## [The exercise]
Tally the lines below that contain the word "collapse", and give only that number.

## [Entries]
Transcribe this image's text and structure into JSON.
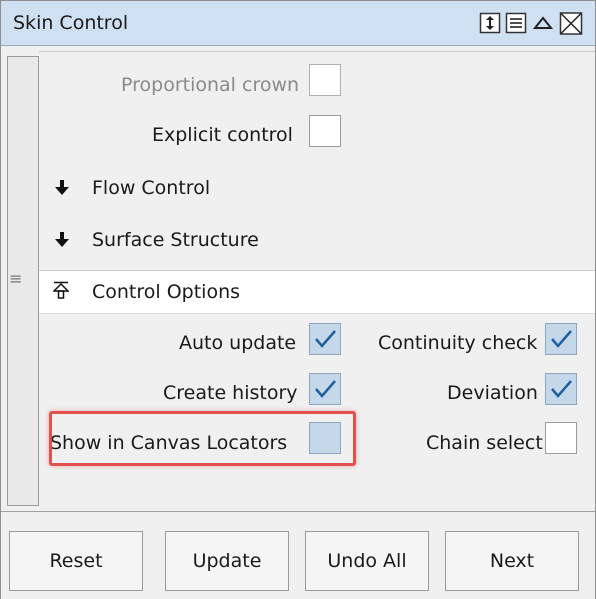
{
  "window": {
    "title": "Skin Control",
    "icons": [
      "updown-arrows-icon",
      "list-menu-icon",
      "collapse-triangle-icon",
      "close-box-icon"
    ]
  },
  "options_top": [
    {
      "label": "Proportional crown",
      "checked": false,
      "disabled": true
    },
    {
      "label": "Explicit control",
      "checked": false,
      "disabled": false
    }
  ],
  "sections": [
    {
      "label": "Flow Control",
      "icon": "expand-down-arrow-icon"
    },
    {
      "label": "Surface Structure",
      "icon": "expand-down-arrow-icon"
    },
    {
      "label": "Control Options",
      "icon": "collapse-up-arrow-icon"
    }
  ],
  "control_options": {
    "auto_update": {
      "label": "Auto update",
      "checked": true
    },
    "continuity_check": {
      "label": "Continuity check",
      "checked": true
    },
    "create_history": {
      "label": "Create history",
      "checked": true
    },
    "deviation": {
      "label": "Deviation",
      "checked": true
    },
    "show_in_canvas_locators": {
      "label": "Show in Canvas Locators",
      "checked": false,
      "highlighted": true
    },
    "chain_select": {
      "label": "Chain select",
      "checked": false
    }
  },
  "buttons": {
    "reset": "Reset",
    "update": "Update",
    "undo_all": "Undo All",
    "next": "Next"
  },
  "colors": {
    "titlebar": "#cfe0f2",
    "checkbox_checked_bg": "#c5d8ea",
    "checkmark": "#1f5f9f",
    "highlight": "#e2514d"
  }
}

## [Exercise answer]
2